# SHORT TASK:
Print all entries word for word.

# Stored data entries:
►

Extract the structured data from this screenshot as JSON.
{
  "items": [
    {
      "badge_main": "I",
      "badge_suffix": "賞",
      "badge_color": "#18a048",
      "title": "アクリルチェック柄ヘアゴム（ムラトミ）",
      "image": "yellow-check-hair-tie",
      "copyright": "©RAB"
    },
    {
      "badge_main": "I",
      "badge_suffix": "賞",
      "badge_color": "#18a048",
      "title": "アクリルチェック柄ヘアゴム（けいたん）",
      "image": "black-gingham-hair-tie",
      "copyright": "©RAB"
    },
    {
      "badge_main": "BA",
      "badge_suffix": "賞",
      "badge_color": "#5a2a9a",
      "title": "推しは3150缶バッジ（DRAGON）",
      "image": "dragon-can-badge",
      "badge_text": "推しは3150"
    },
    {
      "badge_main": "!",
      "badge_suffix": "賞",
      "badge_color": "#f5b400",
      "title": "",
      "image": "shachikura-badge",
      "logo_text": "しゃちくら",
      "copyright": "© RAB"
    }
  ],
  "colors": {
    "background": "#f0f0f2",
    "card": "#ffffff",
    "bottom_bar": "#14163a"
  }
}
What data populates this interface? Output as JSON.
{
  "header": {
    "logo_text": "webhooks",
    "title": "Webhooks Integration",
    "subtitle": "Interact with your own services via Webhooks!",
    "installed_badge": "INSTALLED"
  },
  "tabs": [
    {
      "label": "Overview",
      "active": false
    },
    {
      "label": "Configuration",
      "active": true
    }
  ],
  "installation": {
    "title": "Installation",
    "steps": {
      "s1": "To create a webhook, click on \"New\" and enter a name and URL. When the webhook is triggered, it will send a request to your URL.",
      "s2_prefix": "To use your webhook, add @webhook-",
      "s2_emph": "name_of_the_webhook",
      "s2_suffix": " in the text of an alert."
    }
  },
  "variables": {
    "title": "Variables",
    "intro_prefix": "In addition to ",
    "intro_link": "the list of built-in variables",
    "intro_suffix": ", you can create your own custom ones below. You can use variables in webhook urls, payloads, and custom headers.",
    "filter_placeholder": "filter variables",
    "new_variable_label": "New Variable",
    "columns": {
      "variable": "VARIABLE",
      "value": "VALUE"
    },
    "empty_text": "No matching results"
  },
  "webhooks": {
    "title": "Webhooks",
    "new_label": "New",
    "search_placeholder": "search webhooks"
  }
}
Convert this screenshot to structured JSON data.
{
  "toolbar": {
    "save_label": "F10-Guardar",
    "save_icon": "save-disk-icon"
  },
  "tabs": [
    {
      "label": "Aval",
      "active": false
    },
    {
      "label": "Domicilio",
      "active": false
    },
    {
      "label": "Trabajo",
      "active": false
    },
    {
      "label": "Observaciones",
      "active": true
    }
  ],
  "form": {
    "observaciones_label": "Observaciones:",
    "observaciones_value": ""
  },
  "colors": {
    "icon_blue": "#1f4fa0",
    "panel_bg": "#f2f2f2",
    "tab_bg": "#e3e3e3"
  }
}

◄

# EXERCISE RESPONSE:
Extract the structured data from this screenshot as JSON.
{
  "items": [
    {
      "badge_main": "I",
      "badge_suffix": "賞",
      "badge_color": "#18a048",
      "title": "アクリルチェック柄ヘアゴム（ムラトミ）",
      "image": "yellow-check-hair-tie",
      "copyright": "©RAB"
    },
    {
      "badge_main": "I",
      "badge_suffix": "賞",
      "badge_color": "#18a048",
      "title": "アクリルチェック柄ヘアゴム（けいたん）",
      "image": "black-gingham-hair-tie",
      "copyright": "©RAB"
    },
    {
      "badge_main": "BA",
      "badge_suffix": "賞",
      "badge_color": "#5a2a9a",
      "title": "推しは3150缶バッジ（DRAGON）",
      "image": "dragon-can-badge",
      "badge_text": "推しは3150"
    },
    {
      "badge_main": "!",
      "badge_suffix": "賞",
      "badge_color": "#f5b400",
      "title": "",
      "image": "shachikura-badge",
      "logo_text": "しゃちくら",
      "copyright": "© RAB"
    }
  ],
  "colors": {
    "background": "#f0f0f2",
    "card": "#ffffff",
    "bottom_bar": "#14163a"
  }
}
What data populates this interface? Output as JSON.
{
  "header": {
    "logo_text": "webhooks",
    "title": "Webhooks Integration",
    "subtitle": "Interact with your own services via Webhooks!",
    "installed_badge": "INSTALLED"
  },
  "tabs": [
    {
      "label": "Overview",
      "active": false
    },
    {
      "label": "Configuration",
      "active": true
    }
  ],
  "installation": {
    "title": "Installation",
    "steps": {
      "s1": "To create a webhook, click on \"New\" and enter a name and URL. When the webhook is triggered, it will send a request to your URL.",
      "s2_prefix": "To use your webhook, add @webhook-",
      "s2_emph": "name_of_the_webhook",
      "s2_suffix": " in the text of an alert."
    }
  },
  "variables": {
    "title": "Variables",
    "intro_prefix": "In addition to ",
    "intro_link": "the list of built-in variables",
    "intro_suffix": ", you can create your own custom ones below. You can use variables in webhook urls, payloads, and custom headers.",
    "filter_placeholder": "filter variables",
    "new_variable_label": "New Variable",
    "columns": {
      "variable": "VARIABLE",
      "value": "VALUE"
    },
    "empty_text": "No matching results"
  },
  "webhooks": {
    "title": "Webhooks",
    "new_label": "New",
    "search_placeholder": "search webhooks"
  }
}
Convert this screenshot to structured JSON data.
{
  "toolbar": {
    "save_label": "F10-Guardar",
    "save_icon": "save-disk-icon"
  },
  "tabs": [
    {
      "label": "Aval",
      "active": false
    },
    {
      "label": "Domicilio",
      "active": false
    },
    {
      "label": "Trabajo",
      "active": false
    },
    {
      "label": "Observaciones",
      "active": true
    }
  ],
  "form": {
    "observaciones_label": "Observaciones:",
    "observaciones_value": ""
  },
  "colors": {
    "icon_blue": "#1f4fa0",
    "panel_bg": "#f2f2f2",
    "tab_bg": "#e3e3e3"
  }
}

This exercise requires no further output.